Supplied data:
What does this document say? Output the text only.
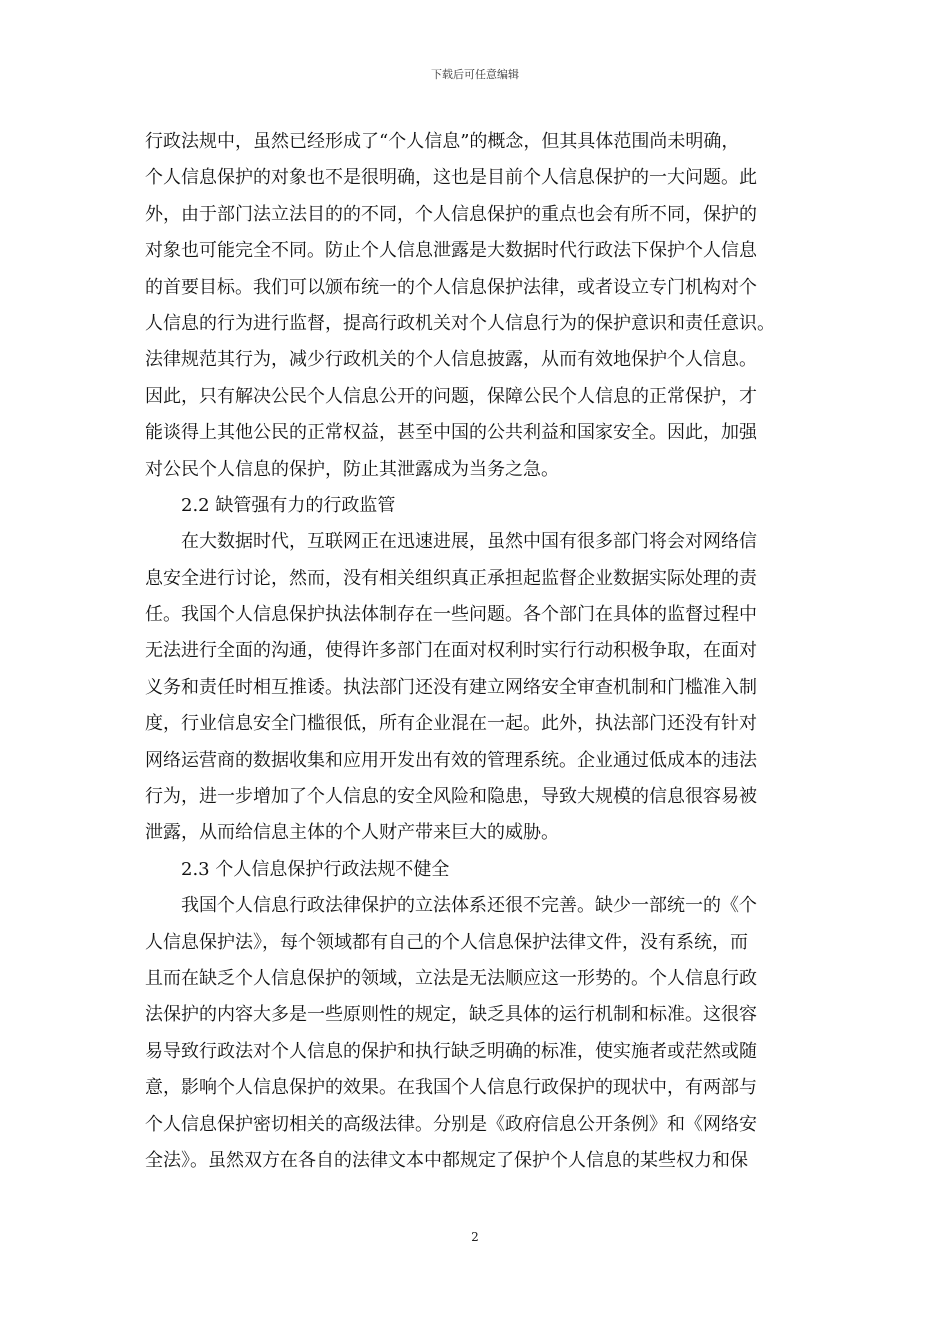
下载后可任意编辑
行政法规中，虽然已经形成了“个人信息”的概念，但其具体范围尚未明确，
个人信息保护的对象也不是很明确，这也是目前个人信息保护的一大问题。此
外，由于部门法立法目的的不同，个人信息保护的重点也会有所不同，保护的
对象也可能完全不同。防止个人信息泄露是大数据时代行政法下保护个人信息
的首要目标。我们可以颁布统一的个人信息保护法律，或者设立专门机构对个
人信息的行为进行监督，提高行政机关对个人信息行为的保护意识和责任意识。
法律规范其行为，减少行政机关的个人信息披露，从而有效地保护个人信息。
因此，只有解决公民个人信息公开的问题，保障公民个人信息的正常保护，才
能谈得上其他公民的正常权益，甚至中国的公共利益和国家安全。因此，加强
对公民个人信息的保护，防止其泄露成为当务之急。
2.2 缺管强有力的行政监管
在大数据时代，互联网正在迅速进展，虽然中国有很多部门将会对网络信
息安全进行讨论，然而，没有相关组织真正承担起监督企业数据实际处理的责
任。我国个人信息保护执法体制存在一些问题。各个部门在具体的监督过程中
无法进行全面的沟通，使得许多部门在面对权利时实行行动积极争取，在面对
义务和责任时相互推诿。执法部门还没有建立网络安全审查机制和门槛准入制
度，行业信息安全门槛很低，所有企业混在一起。此外，执法部门还没有针对
网络运营商的数据收集和应用开发出有效的管理系统。企业通过低成本的违法
行为，进一步增加了个人信息的安全风险和隐患，导致大规模的信息很容易被
泄露，从而给信息主体的个人财产带来巨大的威胁。
2.3 个人信息保护行政法规不健全
我国个人信息行政法律保护的立法体系还很不完善。缺少一部统一的《个
人信息保护法》，每个领域都有自己的个人信息保护法律文件，没有系统，而
且而在缺乏个人信息保护的领域，立法是无法顺应这一形势的。个人信息行政
法保护的内容大多是一些原则性的规定，缺乏具体的运行机制和标准。这很容
易导致行政法对个人信息的保护和执行缺乏明确的标准，使实施者或茫然或随
意，影响个人信息保护的效果。在我国个人信息行政保护的现状中，有两部与
个人信息保护密切相关的高级法律。分别是《政府信息公开条例》和《网络安
全法》。虽然双方在各自的法律文本中都规定了保护个人信息的某些权力和保
2
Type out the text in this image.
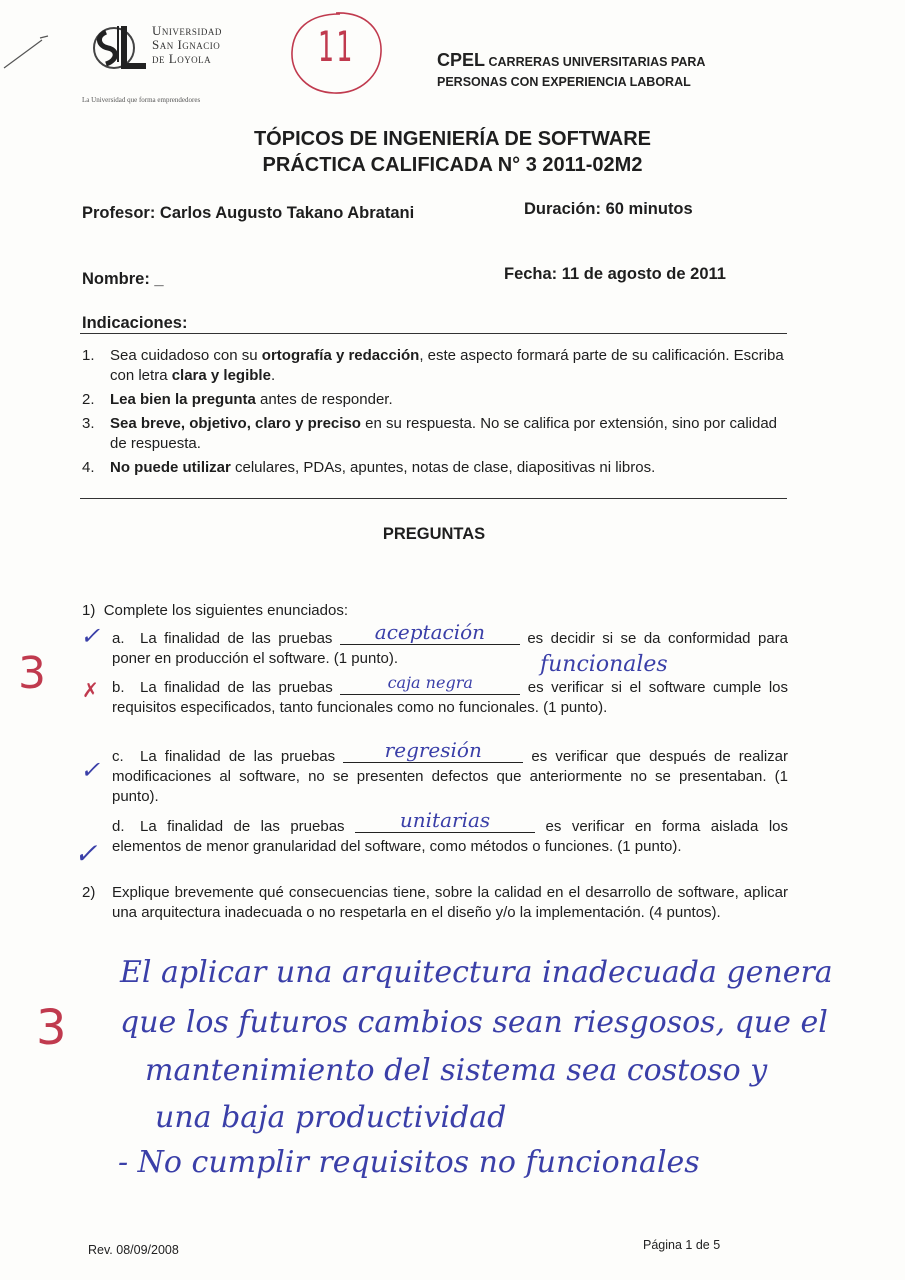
Universidad
San Ignacio
de Loyola
La Universidad que forma emprendedores
11	CPEL CARRERAS UNIVERSITARIAS PARA
PERSONAS CON EXPERIENCIA LABORAL
TÓPICOS DE INGENIERÍA DE SOFTWARE
PRÁCTICA CALIFICADA N° 3 2011-02M2
Profesor: Carlos Augusto Takano Abratani	Duración: 60 minutos
Nombre: _	Fecha: 11 de agosto de 2011
Indicaciones:
1.	Sea cuidadoso con su ortografía y redacción, este aspecto formará parte de su calificación. Escriba con letra clara y legible.
2.	Lea bien la pregunta antes de responder.
3.	Sea breve, objetivo, claro y preciso en su respuesta. No se califica por extensión, sino por calidad de respuesta.
4.	No puede utilizar celulares, PDAs, apuntes, notas de clase, diapositivas ni libros.
PREGUNTAS
1) Complete los siguientes enunciados:
3
✓ a. La finalidad de las pruebas aceptación es decidir si se da conformidad para poner en producción el software. (1 punto).	funcionales
✗ b. La finalidad de las pruebas	caja negra	es verificar si el software cumple los requisitos especificados, tanto funcionales como no funcionales. (1 punto).
✓ c. La finalidad de las pruebas regresión	es verificar que después de realizar modificaciones al software, no se presenten defectos que anteriormente no se presentaban. (1 punto).
✓
d. La finalidad de las pruebas unitarias	es verificar en forma aislada los elementos de menor granularidad del software, como métodos o funciones. (1 punto).
2)	Explique brevemente qué consecuencias tiene, sobre la calidad en el desarrollo de software, aplicar una arquitectura inadecuada o no respetarla en el diseño y/o la implementación. (4 puntos).
3
El aplicar una arquitectura inadecuada genera
que los futuros cambios sean riesgosos, que el
mantenimiento del sistema sea costoso y
una baja productividad
- No cumplir requisitos no funcionales
Rev. 08/09/2008	Página 1 de 5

Description of the task: Quote the data above in full and without alteration; skip the pictures.

Exercise answer:
What does this document say? Output the text only.
下载后可任意编辑
行政法规中，虽然已经形成了“个人信息”的概念，但其具体范围尚未明确，
个人信息保护的对象也不是很明确，这也是目前个人信息保护的一大问题。此
外，由于部门法立法目的的不同，个人信息保护的重点也会有所不同，保护的
对象也可能完全不同。防止个人信息泄露是大数据时代行政法下保护个人信息
的首要目标。我们可以颁布统一的个人信息保护法律，或者设立专门机构对个
人信息的行为进行监督，提高行政机关对个人信息行为的保护意识和责任意识。
法律规范其行为，减少行政机关的个人信息披露，从而有效地保护个人信息。
因此，只有解决公民个人信息公开的问题，保障公民个人信息的正常保护，才
能谈得上其他公民的正常权益，甚至中国的公共利益和国家安全。因此，加强
对公民个人信息的保护，防止其泄露成为当务之急。
2.2 缺管强有力的行政监管
在大数据时代，互联网正在迅速进展，虽然中国有很多部门将会对网络信
息安全进行讨论，然而，没有相关组织真正承担起监督企业数据实际处理的责
任。我国个人信息保护执法体制存在一些问题。各个部门在具体的监督过程中
无法进行全面的沟通，使得许多部门在面对权利时实行行动积极争取，在面对
义务和责任时相互推诿。执法部门还没有建立网络安全审查机制和门槛准入制
度，行业信息安全门槛很低，所有企业混在一起。此外，执法部门还没有针对
网络运营商的数据收集和应用开发出有效的管理系统。企业通过低成本的违法
行为，进一步增加了个人信息的安全风险和隐患，导致大规模的信息很容易被
泄露，从而给信息主体的个人财产带来巨大的威胁。
2.3 个人信息保护行政法规不健全
我国个人信息行政法律保护的立法体系还很不完善。缺少一部统一的《个
人信息保护法》，每个领域都有自己的个人信息保护法律文件，没有系统，而
且而在缺乏个人信息保护的领域，立法是无法顺应这一形势的。个人信息行政
法保护的内容大多是一些原则性的规定，缺乏具体的运行机制和标准。这很容
易导致行政法对个人信息的保护和执行缺乏明确的标准，使实施者或茫然或随
意，影响个人信息保护的效果。在我国个人信息行政保护的现状中，有两部与
个人信息保护密切相关的高级法律。分别是《政府信息公开条例》和《网络安
全法》。虽然双方在各自的法律文本中都规定了保护个人信息的某些权力和保
2
Type out the text in this image.
Universidad
San Ignacio
de Loyola
La Universidad que forma emprendedores
11	CPEL CARRERAS UNIVERSITARIAS PARA
PERSONAS CON EXPERIENCIA LABORAL
TÓPICOS DE INGENIERÍA DE SOFTWARE
PRÁCTICA CALIFICADA N° 3 2011-02M2
Profesor: Carlos Augusto Takano Abratani	Duración: 60 minutos
Nombre: _	Fecha: 11 de agosto de 2011
Indicaciones:
1.	Sea cuidadoso con su ortografía y redacción, este aspecto formará parte de su calificación. Escriba con letra clara y legible.
2.	Lea bien la pregunta antes de responder.
3.	Sea breve, objetivo, claro y preciso en su respuesta. No se califica por extensión, sino por calidad de respuesta.
4.	No puede utilizar celulares, PDAs, apuntes, notas de clase, diapositivas ni libros.
PREGUNTAS
1) Complete los siguientes enunciados:
3
✓ a. La finalidad de las pruebas aceptación es decidir si se da conformidad para poner en producción el software. (1 punto).	funcionales
✗ b. La finalidad de las pruebas	caja negra	es verificar si el software cumple los requisitos especificados, tanto funcionales como no funcionales. (1 punto).
✓ c. La finalidad de las pruebas regresión	es verificar que después de realizar modificaciones al software, no se presenten defectos que anteriormente no se presentaban. (1 punto).
✓
d. La finalidad de las pruebas unitarias	es verificar en forma aislada los elementos de menor granularidad del software, como métodos o funciones. (1 punto).
2)	Explique brevemente qué consecuencias tiene, sobre la calidad en el desarrollo de software, aplicar una arquitectura inadecuada o no respetarla en el diseño y/o la implementación. (4 puntos).
3
El aplicar una arquitectura inadecuada genera
que los futuros cambios sean riesgosos, que el
mantenimiento del sistema sea costoso y
una baja productividad
- No cumplir requisitos no funcionales
Rev. 08/09/2008	Página 1 de 5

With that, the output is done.